**WRITTEN INSTRUCTION**
Format every line of the data below as a Markdown table with two columns, Row for the row number and Line for the line itself. Skip blank lines and leave the pictures out.

**INPUT MATERIAL**
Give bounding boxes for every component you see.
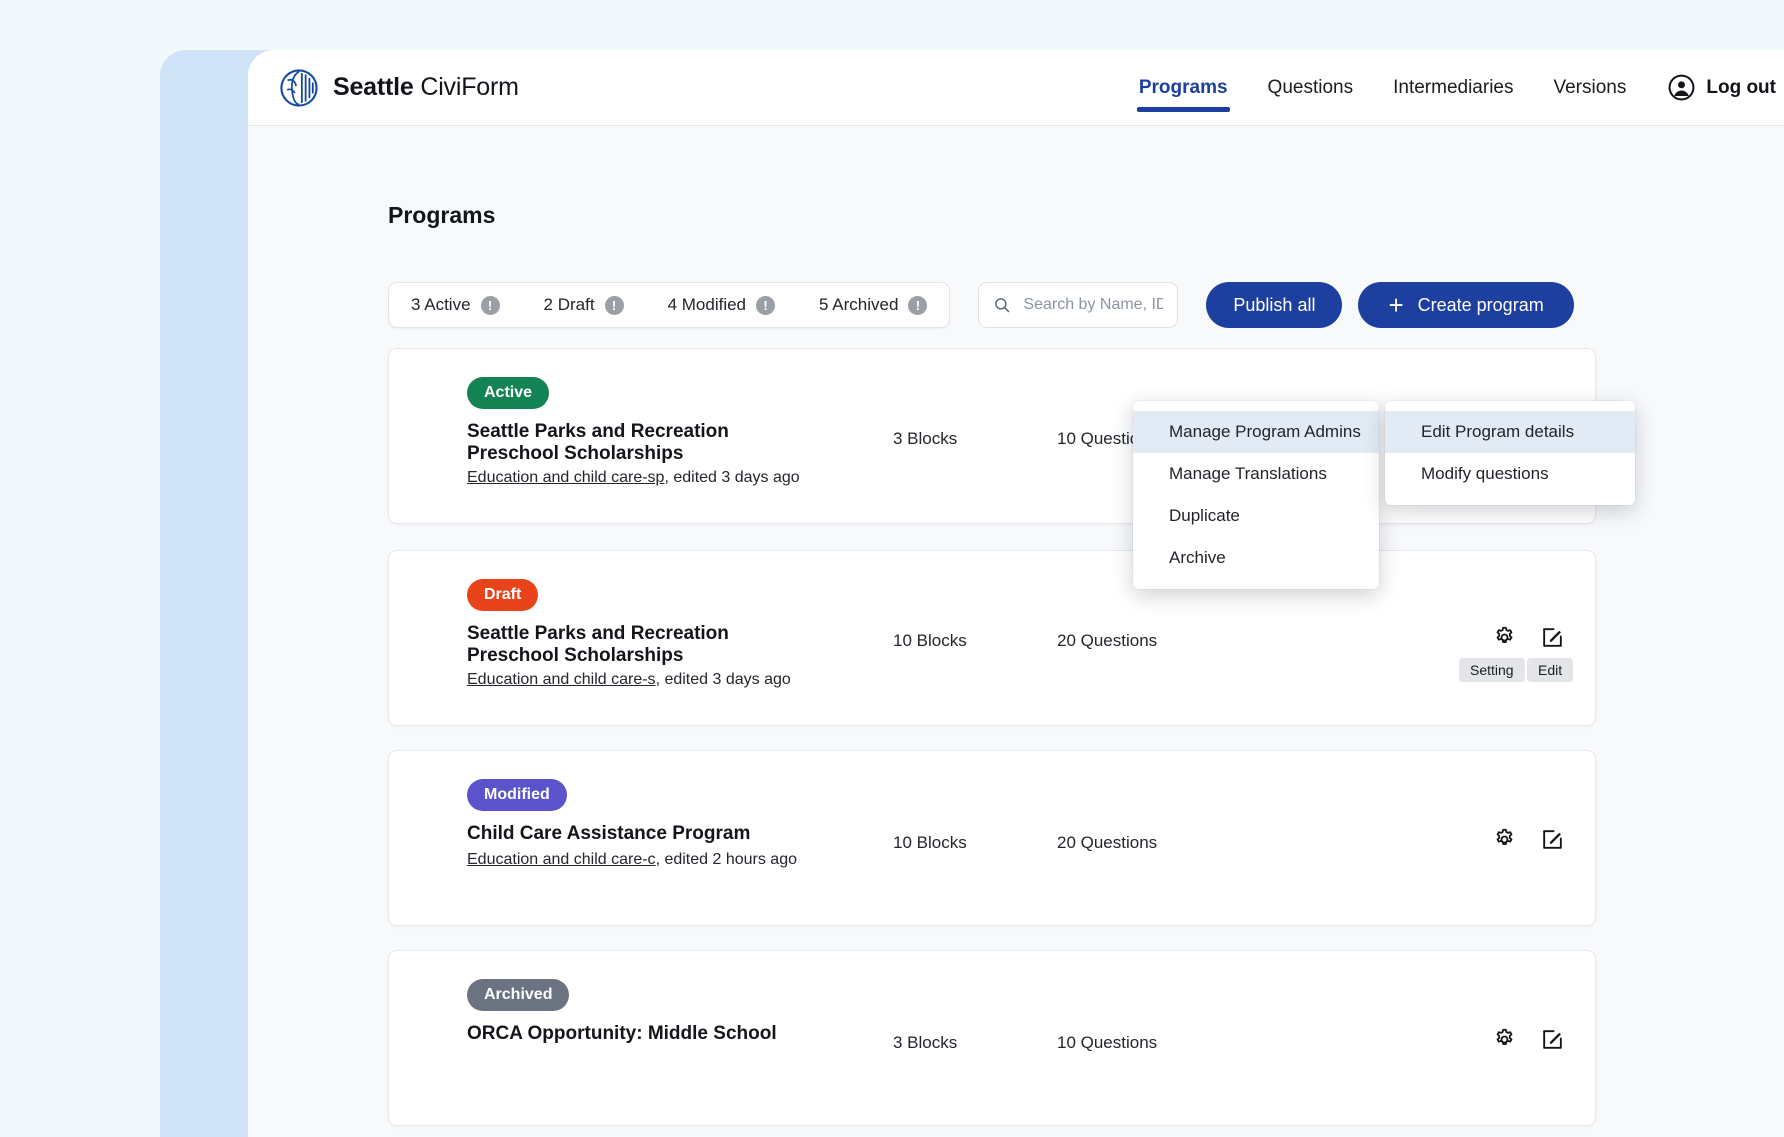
app-window: Seattle CiviForm Programs Questions Inte… bbox=[248, 50, 1784, 1137]
brand-light: CiviForm bbox=[420, 73, 518, 101]
settings-dropdown-menu: Manage Program Admins Manage Translation… bbox=[1133, 401, 1379, 589]
edit-dropdown-menu: Edit Program details Modify questions bbox=[1385, 401, 1635, 505]
page-title: Programs bbox=[388, 202, 495, 229]
program-questions: 10 Questions bbox=[1057, 1033, 1157, 1053]
gear-icon bbox=[1492, 625, 1517, 650]
status-badge: Draft bbox=[467, 579, 538, 611]
program-slug-link[interactable]: Education and child care-sp bbox=[467, 469, 664, 486]
nav-item-programs[interactable]: Programs bbox=[1119, 50, 1248, 126]
program-questions: 20 Questions bbox=[1057, 833, 1157, 853]
program-slug-link[interactable]: Education and child care-c bbox=[467, 851, 656, 868]
program-edited: , edited 3 days ago bbox=[656, 671, 791, 688]
program-questions: 20 Questions bbox=[1057, 631, 1157, 651]
filter-archived-label: 5 Archived bbox=[819, 295, 898, 315]
filter-draft-label: 2 Draft bbox=[544, 295, 595, 315]
filter-modified[interactable]: 4 Modified ! bbox=[668, 295, 775, 315]
brand-bold: Seattle bbox=[333, 73, 414, 101]
program-card: Archived ORCA Opportunity: Middle School… bbox=[388, 950, 1596, 1126]
logout-label: Log out bbox=[1706, 77, 1776, 99]
main-nav: Programs Questions Intermediaries Versio… bbox=[1119, 50, 1784, 126]
program-meta: Education and child care-s, edited 3 day… bbox=[467, 671, 791, 689]
program-blocks: 3 Blocks bbox=[893, 429, 957, 449]
program-settings-button[interactable] bbox=[1482, 817, 1526, 861]
logout-button[interactable]: Log out bbox=[1646, 74, 1784, 101]
menu-item-edit-program-details[interactable]: Edit Program details bbox=[1385, 411, 1635, 453]
program-settings-button[interactable] bbox=[1482, 1017, 1526, 1061]
pencil-square-icon bbox=[1540, 625, 1565, 650]
settings-tooltip: Setting bbox=[1459, 658, 1525, 682]
menu-item-modify-questions[interactable]: Modify questions bbox=[1385, 453, 1635, 495]
publish-all-button[interactable]: Publish all bbox=[1206, 282, 1342, 328]
program-edit-button[interactable] bbox=[1530, 615, 1574, 659]
nav-item-questions[interactable]: Questions bbox=[1248, 50, 1374, 126]
info-icon[interactable]: ! bbox=[481, 296, 500, 315]
program-settings-button[interactable] bbox=[1482, 615, 1526, 659]
program-name: Seattle Parks and Recreation Preschool S… bbox=[467, 421, 787, 465]
pencil-square-icon bbox=[1540, 827, 1565, 852]
info-icon[interactable]: ! bbox=[756, 296, 775, 315]
program-edit-button[interactable] bbox=[1530, 1017, 1574, 1061]
info-icon[interactable]: ! bbox=[605, 296, 624, 315]
program-name: Seattle Parks and Recreation Preschool S… bbox=[467, 623, 787, 667]
screenshot-root: Seattle CiviForm Programs Questions Inte… bbox=[0, 0, 1784, 1137]
create-program-button[interactable]: + Create program bbox=[1358, 282, 1573, 328]
status-badge: Modified bbox=[467, 779, 567, 811]
menu-item-archive[interactable]: Archive bbox=[1133, 537, 1379, 579]
plus-icon: + bbox=[1388, 292, 1403, 318]
status-filter-bar: 3 Active ! 2 Draft ! 4 Modified ! 5 Arch… bbox=[388, 282, 950, 328]
filter-archived[interactable]: 5 Archived ! bbox=[819, 295, 927, 315]
menu-item-manage-program-admins[interactable]: Manage Program Admins bbox=[1133, 411, 1379, 453]
program-edited: , edited 3 days ago bbox=[664, 469, 799, 486]
program-edited: , edited 2 hours ago bbox=[656, 851, 797, 868]
filter-active[interactable]: 3 Active ! bbox=[411, 295, 500, 315]
program-blocks: 10 Blocks bbox=[893, 631, 967, 651]
gear-icon bbox=[1492, 827, 1517, 852]
account-circle-icon bbox=[1668, 74, 1695, 101]
search-icon bbox=[993, 295, 1011, 315]
gear-icon bbox=[1492, 1027, 1517, 1052]
program-name: ORCA Opportunity: Middle School bbox=[467, 1023, 787, 1045]
search-box[interactable] bbox=[978, 282, 1178, 328]
program-card: Modified Child Care Assistance Program E… bbox=[388, 750, 1596, 926]
status-badge: Active bbox=[467, 377, 549, 409]
brand-title: Seattle CiviForm bbox=[333, 73, 519, 102]
pencil-square-icon bbox=[1540, 1027, 1565, 1052]
program-blocks: 10 Blocks bbox=[893, 833, 967, 853]
search-input[interactable] bbox=[1023, 296, 1163, 314]
info-icon[interactable]: ! bbox=[908, 296, 927, 315]
seattle-city-logo-icon bbox=[280, 69, 318, 107]
nav-item-intermediaries[interactable]: Intermediaries bbox=[1373, 50, 1533, 126]
brand: Seattle CiviForm bbox=[280, 69, 519, 107]
filter-modified-label: 4 Modified bbox=[668, 295, 746, 315]
menu-item-manage-translations[interactable]: Manage Translations bbox=[1133, 453, 1379, 495]
edit-tooltip: Edit bbox=[1527, 658, 1573, 682]
app-header: Seattle CiviForm Programs Questions Inte… bbox=[248, 50, 1784, 126]
program-meta: Education and child care-sp, edited 3 da… bbox=[467, 469, 800, 487]
nav-item-versions[interactable]: Versions bbox=[1533, 50, 1646, 126]
menu-item-duplicate[interactable]: Duplicate bbox=[1133, 495, 1379, 537]
program-meta: Education and child care-c, edited 2 hou… bbox=[467, 851, 797, 869]
program-blocks: 3 Blocks bbox=[893, 1033, 957, 1053]
toolbar: 3 Active ! 2 Draft ! 4 Modified ! 5 Arch… bbox=[388, 282, 1574, 328]
program-name: Child Care Assistance Program bbox=[467, 823, 787, 845]
program-slug-link[interactable]: Education and child care-s bbox=[467, 671, 656, 688]
program-edit-button[interactable] bbox=[1530, 817, 1574, 861]
filter-active-label: 3 Active bbox=[411, 295, 471, 315]
filter-draft[interactable]: 2 Draft ! bbox=[544, 295, 624, 315]
status-badge: Archived bbox=[467, 979, 569, 1011]
create-program-label: Create program bbox=[1418, 295, 1544, 316]
program-card: Draft Seattle Parks and Recreation Presc… bbox=[388, 550, 1596, 726]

**SOLUTION TO THE PROBLEM**
| Row | Line |
|---|---|
| 1 | Give bounding boxes for every component you see. |
| 2 | app-window: Seattle CiviForm Programs Questions Inte… bbox=[248, 50, 1784, 1137] |
| 3 | brand-light: CiviForm bbox=[420, 73, 518, 101] |
| 4 | settings-dropdown-menu: Manage Program Admins Manage Translation… bbox=[1133, 401, 1379, 589] |
| 5 | edit-dropdown-menu: Edit Program details Modify questions bbox=[1385, 401, 1635, 505] |
| 6 | page-title: Programs bbox=[388, 202, 495, 229] |
| 7 | program-questions: 10 Questions bbox=[1057, 1033, 1157, 1053] |
| 8 | gear-icon bbox=[1492, 625, 1517, 650] |
| 9 | status-badge: Draft bbox=[467, 579, 538, 611] |
| 10 | program-slug-link[interactable]: Education and child care-sp bbox=[467, 469, 664, 486] |
| 11 | nav-item-programs[interactable]: Programs bbox=[1119, 50, 1248, 126] |
| 12 | program-questions: 20 Questions bbox=[1057, 833, 1157, 853] |
| 13 | program-slug-link[interactable]: Education and child care-c bbox=[467, 851, 656, 868] |
| 14 | program-edited: , edited 3 days ago bbox=[656, 671, 791, 688] |
| 15 | program-questions: 20 Questions bbox=[1057, 631, 1157, 651] |
| 16 | filter-archived-label: 5 Archived bbox=[819, 295, 898, 315] |
| 17 | filter-draft-label: 2 Draft bbox=[544, 295, 595, 315] |
| 18 | filter-modified[interactable]: 4 Modified ! bbox=[668, 295, 775, 315] |
| 19 | brand-bold: Seattle bbox=[333, 73, 414, 101] |
| 20 | program-card: Archived ORCA Opportunity: Middle School… bbox=[388, 950, 1596, 1126] |
| 21 | logout-label: Log out bbox=[1706, 77, 1776, 99] |
| 22 | main-nav: Programs Questions Intermediaries Versio… bbox=[1119, 50, 1784, 126] |
| 23 | program-meta: Education and child care-s, edited 3 day… bbox=[467, 671, 791, 689] |
| 24 | program-blocks: 3 Blocks bbox=[893, 429, 957, 449] |
| 25 | program-settings-button[interactable] bbox=[1482, 817, 1526, 861] |
| 26 | logout-button[interactable]: Log out bbox=[1646, 74, 1784, 101] |
| 27 | menu-item-edit-program-details[interactable]: Edit Program details bbox=[1385, 411, 1635, 453] |
| 28 | program-settings-button[interactable] bbox=[1482, 1017, 1526, 1061] |
| 29 | pencil-square-icon bbox=[1540, 625, 1565, 650] |
| 30 | settings-tooltip: Setting bbox=[1459, 658, 1525, 682] |
| 31 | menu-item-modify-questions[interactable]: Modify questions bbox=[1385, 453, 1635, 495] |
| 32 | publish-all-button[interactable]: Publish all bbox=[1206, 282, 1342, 328] |
| 33 | program-edit-button[interactable] bbox=[1530, 615, 1574, 659] |
| 34 | nav-item-questions[interactable]: Questions bbox=[1248, 50, 1374, 126] |
| 35 | info-icon[interactable]: ! bbox=[481, 296, 500, 315] |
| 36 | program-settings-button[interactable] bbox=[1482, 615, 1526, 659] |
| 37 | program-name: Seattle Parks and Recreation Preschool S… bbox=[467, 421, 787, 465] |
| 38 | pencil-square-icon bbox=[1540, 827, 1565, 852] |
| 39 | info-icon[interactable]: ! bbox=[756, 296, 775, 315] |
| 40 | program-edit-button[interactable] bbox=[1530, 1017, 1574, 1061] |
| 41 | info-icon[interactable]: ! bbox=[605, 296, 624, 315] |
| 42 | program-name: Seattle Parks and Recreation Preschool S… bbox=[467, 623, 787, 667] |
| 43 | screenshot-root: Seattle CiviForm Programs Questions Inte… bbox=[0, 0, 1784, 1137] |
| 44 | create-program-button[interactable]: + Create program bbox=[1358, 282, 1573, 328] |
| 45 | status-badge: Modified bbox=[467, 779, 567, 811] |
| 46 | menu-item-archive[interactable]: Archive bbox=[1133, 537, 1379, 579] |
| 47 | plus-icon: + bbox=[1388, 292, 1403, 318] |
| 48 | status-filter-bar: 3 Active ! 2 Draft ! 4 Modified ! 5 Arch… bbox=[388, 282, 950, 328] |
| 49 | filter-archived[interactable]: 5 Archived ! bbox=[819, 295, 927, 315] |
| 50 | menu-item-manage-program-admins[interactable]: Manage Program Admins bbox=[1133, 411, 1379, 453] |
| 51 | program-edited: , edited 3 days ago bbox=[664, 469, 799, 486] |
| 52 | program-edited: , edited 2 hours ago bbox=[656, 851, 797, 868] |
| 53 | filter-active[interactable]: 3 Active ! bbox=[411, 295, 500, 315] |
| 54 | program-blocks: 10 Blocks bbox=[893, 631, 967, 651] |
| 55 | gear-icon bbox=[1492, 827, 1517, 852] |
| 56 | account-circle-icon bbox=[1668, 74, 1695, 101] |
| 57 | search-icon bbox=[993, 295, 1011, 315] |
| 58 | gear-icon bbox=[1492, 1027, 1517, 1052] |
| 59 | program-name: ORCA Opportunity: Middle School bbox=[467, 1023, 787, 1045] |
| 60 | search-box[interactable] bbox=[978, 282, 1178, 328] |
| 61 | program-card: Modified Child Care Assistance Program E… bbox=[388, 750, 1596, 926] |
| 62 | status-badge: Active bbox=[467, 377, 549, 409] |
| 63 | brand-title: Seattle CiviForm bbox=[333, 73, 519, 102] |
| 64 | pencil-square-icon bbox=[1540, 1027, 1565, 1052] |
| 65 | program-blocks: 10 Blocks bbox=[893, 833, 967, 853] |
| 66 | search-input[interactable] bbox=[1023, 296, 1163, 314] |
| 67 | info-icon[interactable]: ! bbox=[908, 296, 927, 315] |
| 68 | seattle-city-logo-icon bbox=[280, 69, 318, 107] |
| 69 | nav-item-intermediaries[interactable]: Intermediaries bbox=[1373, 50, 1533, 126] |
| 70 | brand: Seattle CiviForm bbox=[280, 69, 519, 107] |
| 71 | filter-modified-label: 4 Modified bbox=[668, 295, 746, 315] |
| 72 | menu-item-manage-translations[interactable]: Manage Translations bbox=[1133, 453, 1379, 495] |
| 73 | edit-tooltip: Edit bbox=[1527, 658, 1573, 682] |
| 74 | app-header: Seattle CiviForm Programs Questions Inte… bbox=[248, 50, 1784, 126] |
| 75 | program-meta: Education and child care-sp, edited 3 da… bbox=[467, 469, 800, 487] |
| 76 | nav-item-versions[interactable]: Versions bbox=[1533, 50, 1646, 126] |
| 77 | menu-item-duplicate[interactable]: Duplicate bbox=[1133, 495, 1379, 537] |
| 78 | program-meta: Education and child care-c, edited 2 hou… bbox=[467, 851, 797, 869] |
| 79 | program-blocks: 3 Blocks bbox=[893, 1033, 957, 1053] |
| 80 | toolbar: 3 Active ! 2 Draft ! 4 Modified ! 5 Arch… bbox=[388, 282, 1574, 328] |
| 81 | program-name: Child Care Assistance Program bbox=[467, 823, 787, 845] |
| 82 | program-slug-link[interactable]: Education and child care-s bbox=[467, 671, 656, 688] |
| 83 | program-edit-button[interactable] bbox=[1530, 817, 1574, 861] |
| 84 | filter-active-label: 3 Active bbox=[411, 295, 471, 315] |
| 85 | filter-draft[interactable]: 2 Draft ! bbox=[544, 295, 624, 315] |
| 86 | status-badge: Archived bbox=[467, 979, 569, 1011] |
| 87 | create-program-label: Create program bbox=[1418, 295, 1544, 316] |
| 88 | program-card: Draft Seattle Parks and Recreation Presc… bbox=[388, 550, 1596, 726] |